### GOAL OF THE EXERCISE
Can you output the records below exactly as they are written?
--- Begin MATERIAL PROVIDED ---
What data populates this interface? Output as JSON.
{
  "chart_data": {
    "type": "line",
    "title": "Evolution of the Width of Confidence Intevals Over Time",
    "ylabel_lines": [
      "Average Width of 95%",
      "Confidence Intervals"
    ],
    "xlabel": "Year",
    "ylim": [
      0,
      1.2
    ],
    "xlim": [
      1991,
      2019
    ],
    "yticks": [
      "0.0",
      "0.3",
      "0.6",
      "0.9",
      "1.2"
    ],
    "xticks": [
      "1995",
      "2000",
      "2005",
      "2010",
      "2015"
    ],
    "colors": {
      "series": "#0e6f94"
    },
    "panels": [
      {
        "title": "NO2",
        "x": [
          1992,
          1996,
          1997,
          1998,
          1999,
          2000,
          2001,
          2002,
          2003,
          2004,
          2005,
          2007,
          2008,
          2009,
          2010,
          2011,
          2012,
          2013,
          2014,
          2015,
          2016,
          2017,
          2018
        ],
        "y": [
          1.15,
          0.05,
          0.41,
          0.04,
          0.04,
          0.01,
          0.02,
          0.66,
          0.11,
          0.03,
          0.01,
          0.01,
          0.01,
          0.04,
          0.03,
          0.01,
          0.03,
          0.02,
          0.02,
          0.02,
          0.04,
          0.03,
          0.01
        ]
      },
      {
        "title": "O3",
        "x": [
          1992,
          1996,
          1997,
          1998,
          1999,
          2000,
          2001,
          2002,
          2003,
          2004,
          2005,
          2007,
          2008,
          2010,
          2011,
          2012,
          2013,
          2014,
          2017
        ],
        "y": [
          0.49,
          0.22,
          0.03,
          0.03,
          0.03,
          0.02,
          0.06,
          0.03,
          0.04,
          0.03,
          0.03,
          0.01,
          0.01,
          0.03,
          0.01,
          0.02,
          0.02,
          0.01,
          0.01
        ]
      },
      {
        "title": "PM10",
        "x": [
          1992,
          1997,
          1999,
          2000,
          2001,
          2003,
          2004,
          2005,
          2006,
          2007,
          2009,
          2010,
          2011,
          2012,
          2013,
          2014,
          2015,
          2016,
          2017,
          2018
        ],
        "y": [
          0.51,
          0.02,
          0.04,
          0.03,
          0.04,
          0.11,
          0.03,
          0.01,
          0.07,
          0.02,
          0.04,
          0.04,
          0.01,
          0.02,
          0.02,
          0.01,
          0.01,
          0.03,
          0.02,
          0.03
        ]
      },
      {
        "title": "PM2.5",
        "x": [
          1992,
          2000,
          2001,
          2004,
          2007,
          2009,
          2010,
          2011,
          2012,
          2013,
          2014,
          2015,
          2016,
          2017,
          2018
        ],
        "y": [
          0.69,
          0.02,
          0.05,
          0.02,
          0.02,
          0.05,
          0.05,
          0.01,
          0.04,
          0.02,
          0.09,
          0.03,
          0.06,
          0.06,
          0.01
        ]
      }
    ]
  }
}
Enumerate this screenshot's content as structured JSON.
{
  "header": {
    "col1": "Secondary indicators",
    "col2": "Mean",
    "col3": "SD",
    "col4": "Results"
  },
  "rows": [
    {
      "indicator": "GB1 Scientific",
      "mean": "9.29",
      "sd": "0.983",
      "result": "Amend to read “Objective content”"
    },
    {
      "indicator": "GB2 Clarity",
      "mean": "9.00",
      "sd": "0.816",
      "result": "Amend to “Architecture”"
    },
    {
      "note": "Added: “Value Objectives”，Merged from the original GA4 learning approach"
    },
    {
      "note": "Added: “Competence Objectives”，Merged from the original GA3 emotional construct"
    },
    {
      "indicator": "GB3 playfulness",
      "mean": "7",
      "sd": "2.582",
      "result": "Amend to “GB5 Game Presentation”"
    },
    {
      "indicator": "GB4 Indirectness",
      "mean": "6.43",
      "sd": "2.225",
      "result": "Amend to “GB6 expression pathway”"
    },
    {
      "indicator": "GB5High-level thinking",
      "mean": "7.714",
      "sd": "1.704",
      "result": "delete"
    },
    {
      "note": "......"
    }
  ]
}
--- End MATERIAL PROVIDED ---
### TASK SOLUTION
What data populates this interface? Output as JSON.
{
  "chart_data": {
    "type": "line",
    "title": "Evolution of the Width of Confidence Intevals Over Time",
    "ylabel_lines": [
      "Average Width of 95%",
      "Confidence Intervals"
    ],
    "xlabel": "Year",
    "ylim": [
      0,
      1.2
    ],
    "xlim": [
      1991,
      2019
    ],
    "yticks": [
      "0.0",
      "0.3",
      "0.6",
      "0.9",
      "1.2"
    ],
    "xticks": [
      "1995",
      "2000",
      "2005",
      "2010",
      "2015"
    ],
    "colors": {
      "series": "#0e6f94"
    },
    "panels": [
      {
        "title": "NO2",
        "x": [
          1992,
          1996,
          1997,
          1998,
          1999,
          2000,
          2001,
          2002,
          2003,
          2004,
          2005,
          2007,
          2008,
          2009,
          2010,
          2011,
          2012,
          2013,
          2014,
          2015,
          2016,
          2017,
          2018
        ],
        "y": [
          1.15,
          0.05,
          0.41,
          0.04,
          0.04,
          0.01,
          0.02,
          0.66,
          0.11,
          0.03,
          0.01,
          0.01,
          0.01,
          0.04,
          0.03,
          0.01,
          0.03,
          0.02,
          0.02,
          0.02,
          0.04,
          0.03,
          0.01
        ]
      },
      {
        "title": "O3",
        "x": [
          1992,
          1996,
          1997,
          1998,
          1999,
          2000,
          2001,
          2002,
          2003,
          2004,
          2005,
          2007,
          2008,
          2010,
          2011,
          2012,
          2013,
          2014,
          2017
        ],
        "y": [
          0.49,
          0.22,
          0.03,
          0.03,
          0.03,
          0.02,
          0.06,
          0.03,
          0.04,
          0.03,
          0.03,
          0.01,
          0.01,
          0.03,
          0.01,
          0.02,
          0.02,
          0.01,
          0.01
        ]
      },
      {
        "title": "PM10",
        "x": [
          1992,
          1997,
          1999,
          2000,
          2001,
          2003,
          2004,
          2005,
          2006,
          2007,
          2009,
          2010,
          2011,
          2012,
          2013,
          2014,
          2015,
          2016,
          2017,
          2018
        ],
        "y": [
          0.51,
          0.02,
          0.04,
          0.03,
          0.04,
          0.11,
          0.03,
          0.01,
          0.07,
          0.02,
          0.04,
          0.04,
          0.01,
          0.02,
          0.02,
          0.01,
          0.01,
          0.03,
          0.02,
          0.03
        ]
      },
      {
        "title": "PM2.5",
        "x": [
          1992,
          2000,
          2001,
          2004,
          2007,
          2009,
          2010,
          2011,
          2012,
          2013,
          2014,
          2015,
          2016,
          2017,
          2018
        ],
        "y": [
          0.69,
          0.02,
          0.05,
          0.02,
          0.02,
          0.05,
          0.05,
          0.01,
          0.04,
          0.02,
          0.09,
          0.03,
          0.06,
          0.06,
          0.01
        ]
      }
    ]
  }
}
Enumerate this screenshot's content as structured JSON.
{
  "header": {
    "col1": "Secondary indicators",
    "col2": "Mean",
    "col3": "SD",
    "col4": "Results"
  },
  "rows": [
    {
      "indicator": "GB1 Scientific",
      "mean": "9.29",
      "sd": "0.983",
      "result": "Amend to read “Objective content”"
    },
    {
      "indicator": "GB2 Clarity",
      "mean": "9.00",
      "sd": "0.816",
      "result": "Amend to “Architecture”"
    },
    {
      "note": "Added: “Value Objectives”，Merged from the original GA4 learning approach"
    },
    {
      "note": "Added: “Competence Objectives”，Merged from the original GA3 emotional construct"
    },
    {
      "indicator": "GB3 playfulness",
      "mean": "7",
      "sd": "2.582",
      "result": "Amend to “GB5 Game Presentation”"
    },
    {
      "indicator": "GB4 Indirectness",
      "mean": "6.43",
      "sd": "2.225",
      "result": "Amend to “GB6 expression pathway”"
    },
    {
      "indicator": "GB5High-level thinking",
      "mean": "7.714",
      "sd": "1.704",
      "result": "delete"
    },
    {
      "note": "......"
    }
  ]
}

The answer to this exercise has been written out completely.